* **What is required**
The entire listing is to be repeated verbatim.

Provided entries start

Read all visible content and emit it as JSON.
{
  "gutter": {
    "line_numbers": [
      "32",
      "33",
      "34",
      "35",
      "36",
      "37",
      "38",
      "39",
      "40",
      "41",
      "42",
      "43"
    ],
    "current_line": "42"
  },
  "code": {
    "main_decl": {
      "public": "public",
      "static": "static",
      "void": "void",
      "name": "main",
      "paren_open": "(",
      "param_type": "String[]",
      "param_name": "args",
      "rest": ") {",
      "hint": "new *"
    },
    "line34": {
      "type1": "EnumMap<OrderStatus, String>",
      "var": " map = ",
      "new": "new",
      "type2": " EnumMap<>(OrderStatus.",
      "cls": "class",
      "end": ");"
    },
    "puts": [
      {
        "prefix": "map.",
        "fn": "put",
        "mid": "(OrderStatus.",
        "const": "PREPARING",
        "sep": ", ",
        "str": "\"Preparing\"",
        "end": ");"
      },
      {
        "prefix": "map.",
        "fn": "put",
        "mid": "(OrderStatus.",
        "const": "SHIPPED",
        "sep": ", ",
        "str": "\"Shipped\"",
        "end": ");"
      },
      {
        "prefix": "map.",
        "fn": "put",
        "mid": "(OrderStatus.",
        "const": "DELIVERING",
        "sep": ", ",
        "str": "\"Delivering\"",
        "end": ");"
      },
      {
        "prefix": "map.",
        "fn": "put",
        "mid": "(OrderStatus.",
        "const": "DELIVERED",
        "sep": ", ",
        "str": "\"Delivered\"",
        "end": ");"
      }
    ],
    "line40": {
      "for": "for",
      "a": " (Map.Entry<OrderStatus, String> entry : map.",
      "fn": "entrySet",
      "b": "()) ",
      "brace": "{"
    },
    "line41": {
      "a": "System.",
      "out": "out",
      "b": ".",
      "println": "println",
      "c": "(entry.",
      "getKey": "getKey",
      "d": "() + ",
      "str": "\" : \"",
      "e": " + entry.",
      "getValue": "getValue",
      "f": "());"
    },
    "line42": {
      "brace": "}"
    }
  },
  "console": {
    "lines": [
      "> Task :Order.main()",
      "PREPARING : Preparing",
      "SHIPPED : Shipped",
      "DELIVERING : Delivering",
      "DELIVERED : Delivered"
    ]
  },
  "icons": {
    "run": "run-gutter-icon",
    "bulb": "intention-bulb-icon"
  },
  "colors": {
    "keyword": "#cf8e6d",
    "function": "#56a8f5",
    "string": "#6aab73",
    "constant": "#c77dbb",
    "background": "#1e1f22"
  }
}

Provided entries end

* **Written response**
Read all visible content and emit it as JSON.
{
  "gutter": {
    "line_numbers": [
      "32",
      "33",
      "34",
      "35",
      "36",
      "37",
      "38",
      "39",
      "40",
      "41",
      "42",
      "43"
    ],
    "current_line": "42"
  },
  "code": {
    "main_decl": {
      "public": "public",
      "static": "static",
      "void": "void",
      "name": "main",
      "paren_open": "(",
      "param_type": "String[]",
      "param_name": "args",
      "rest": ") {",
      "hint": "new *"
    },
    "line34": {
      "type1": "EnumMap<OrderStatus, String>",
      "var": " map = ",
      "new": "new",
      "type2": " EnumMap<>(OrderStatus.",
      "cls": "class",
      "end": ");"
    },
    "puts": [
      {
        "prefix": "map.",
        "fn": "put",
        "mid": "(OrderStatus.",
        "const": "PREPARING",
        "sep": ", ",
        "str": "\"Preparing\"",
        "end": ");"
      },
      {
        "prefix": "map.",
        "fn": "put",
        "mid": "(OrderStatus.",
        "const": "SHIPPED",
        "sep": ", ",
        "str": "\"Shipped\"",
        "end": ");"
      },
      {
        "prefix": "map.",
        "fn": "put",
        "mid": "(OrderStatus.",
        "const": "DELIVERING",
        "sep": ", ",
        "str": "\"Delivering\"",
        "end": ");"
      },
      {
        "prefix": "map.",
        "fn": "put",
        "mid": "(OrderStatus.",
        "const": "DELIVERED",
        "sep": ", ",
        "str": "\"Delivered\"",
        "end": ");"
      }
    ],
    "line40": {
      "for": "for",
      "a": " (Map.Entry<OrderStatus, String> entry : map.",
      "fn": "entrySet",
      "b": "()) ",
      "brace": "{"
    },
    "line41": {
      "a": "System.",
      "out": "out",
      "b": ".",
      "println": "println",
      "c": "(entry.",
      "getKey": "getKey",
      "d": "() + ",
      "str": "\" : \"",
      "e": " + entry.",
      "getValue": "getValue",
      "f": "());"
    },
    "line42": {
      "brace": "}"
    }
  },
  "console": {
    "lines": [
      "> Task :Order.main()",
      "PREPARING : Preparing",
      "SHIPPED : Shipped",
      "DELIVERING : Delivering",
      "DELIVERED : Delivered"
    ]
  },
  "icons": {
    "run": "run-gutter-icon",
    "bulb": "intention-bulb-icon"
  },
  "colors": {
    "keyword": "#cf8e6d",
    "function": "#56a8f5",
    "string": "#6aab73",
    "constant": "#c77dbb",
    "background": "#1e1f22"
  }
}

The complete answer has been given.